Set problem: Output each entry exactly; skip nothing.

Records that describe figures:
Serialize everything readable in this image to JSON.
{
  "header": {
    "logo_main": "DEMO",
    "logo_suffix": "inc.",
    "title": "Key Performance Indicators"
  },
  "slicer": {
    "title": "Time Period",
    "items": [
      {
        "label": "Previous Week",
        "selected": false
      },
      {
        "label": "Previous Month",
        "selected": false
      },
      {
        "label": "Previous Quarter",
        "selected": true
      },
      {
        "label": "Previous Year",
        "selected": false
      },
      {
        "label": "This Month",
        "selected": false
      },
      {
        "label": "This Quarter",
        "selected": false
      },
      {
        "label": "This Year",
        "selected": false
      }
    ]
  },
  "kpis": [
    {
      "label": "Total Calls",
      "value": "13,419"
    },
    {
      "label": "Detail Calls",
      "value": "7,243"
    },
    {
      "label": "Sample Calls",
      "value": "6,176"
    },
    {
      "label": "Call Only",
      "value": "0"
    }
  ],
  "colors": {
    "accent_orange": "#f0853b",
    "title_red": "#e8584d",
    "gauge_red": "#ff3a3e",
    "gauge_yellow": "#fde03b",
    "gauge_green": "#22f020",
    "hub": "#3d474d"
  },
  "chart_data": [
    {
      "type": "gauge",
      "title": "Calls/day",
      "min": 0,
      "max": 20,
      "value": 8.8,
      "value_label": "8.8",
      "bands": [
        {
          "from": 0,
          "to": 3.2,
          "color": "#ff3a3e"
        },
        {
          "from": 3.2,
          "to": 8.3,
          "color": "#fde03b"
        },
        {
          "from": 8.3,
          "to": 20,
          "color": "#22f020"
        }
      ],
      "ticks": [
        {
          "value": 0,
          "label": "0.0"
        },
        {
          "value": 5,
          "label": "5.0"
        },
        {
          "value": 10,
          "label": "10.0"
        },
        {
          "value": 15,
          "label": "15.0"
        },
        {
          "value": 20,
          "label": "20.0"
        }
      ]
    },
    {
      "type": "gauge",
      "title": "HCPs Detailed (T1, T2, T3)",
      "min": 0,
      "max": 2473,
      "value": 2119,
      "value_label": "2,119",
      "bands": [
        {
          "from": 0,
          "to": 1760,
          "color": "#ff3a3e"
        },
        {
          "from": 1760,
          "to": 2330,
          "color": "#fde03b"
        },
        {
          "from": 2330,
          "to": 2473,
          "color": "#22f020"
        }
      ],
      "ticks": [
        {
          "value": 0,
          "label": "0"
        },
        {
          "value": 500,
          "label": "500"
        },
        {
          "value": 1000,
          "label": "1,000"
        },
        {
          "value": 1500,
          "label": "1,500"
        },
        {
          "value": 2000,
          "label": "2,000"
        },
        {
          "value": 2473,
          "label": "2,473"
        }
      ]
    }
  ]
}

The completed task:
Serialize everything readable in this image to JSON.
{
  "header": {
    "logo_main": "DEMO",
    "logo_suffix": "inc.",
    "title": "Key Performance Indicators"
  },
  "slicer": {
    "title": "Time Period",
    "items": [
      {
        "label": "Previous Week",
        "selected": false
      },
      {
        "label": "Previous Month",
        "selected": false
      },
      {
        "label": "Previous Quarter",
        "selected": true
      },
      {
        "label": "Previous Year",
        "selected": false
      },
      {
        "label": "This Month",
        "selected": false
      },
      {
        "label": "This Quarter",
        "selected": false
      },
      {
        "label": "This Year",
        "selected": false
      }
    ]
  },
  "kpis": [
    {
      "label": "Total Calls",
      "value": "13,419"
    },
    {
      "label": "Detail Calls",
      "value": "7,243"
    },
    {
      "label": "Sample Calls",
      "value": "6,176"
    },
    {
      "label": "Call Only",
      "value": "0"
    }
  ],
  "colors": {
    "accent_orange": "#f0853b",
    "title_red": "#e8584d",
    "gauge_red": "#ff3a3e",
    "gauge_yellow": "#fde03b",
    "gauge_green": "#22f020",
    "hub": "#3d474d"
  },
  "chart_data": [
    {
      "type": "gauge",
      "title": "Calls/day",
      "min": 0,
      "max": 20,
      "value": 8.8,
      "value_label": "8.8",
      "bands": [
        {
          "from": 0,
          "to": 3.2,
          "color": "#ff3a3e"
        },
        {
          "from": 3.2,
          "to": 8.3,
          "color": "#fde03b"
        },
        {
          "from": 8.3,
          "to": 20,
          "color": "#22f020"
        }
      ],
      "ticks": [
        {
          "value": 0,
          "label": "0.0"
        },
        {
          "value": 5,
          "label": "5.0"
        },
        {
          "value": 10,
          "label": "10.0"
        },
        {
          "value": 15,
          "label": "15.0"
        },
        {
          "value": 20,
          "label": "20.0"
        }
      ]
    },
    {
      "type": "gauge",
      "title": "HCPs Detailed (T1, T2, T3)",
      "min": 0,
      "max": 2473,
      "value": 2119,
      "value_label": "2,119",
      "bands": [
        {
          "from": 0,
          "to": 1760,
          "color": "#ff3a3e"
        },
        {
          "from": 1760,
          "to": 2330,
          "color": "#fde03b"
        },
        {
          "from": 2330,
          "to": 2473,
          "color": "#22f020"
        }
      ],
      "ticks": [
        {
          "value": 0,
          "label": "0"
        },
        {
          "value": 500,
          "label": "500"
        },
        {
          "value": 1000,
          "label": "1,000"
        },
        {
          "value": 1500,
          "label": "1,500"
        },
        {
          "value": 2000,
          "label": "2,000"
        },
        {
          "value": 2473,
          "label": "2,473"
        }
      ]
    }
  ]
}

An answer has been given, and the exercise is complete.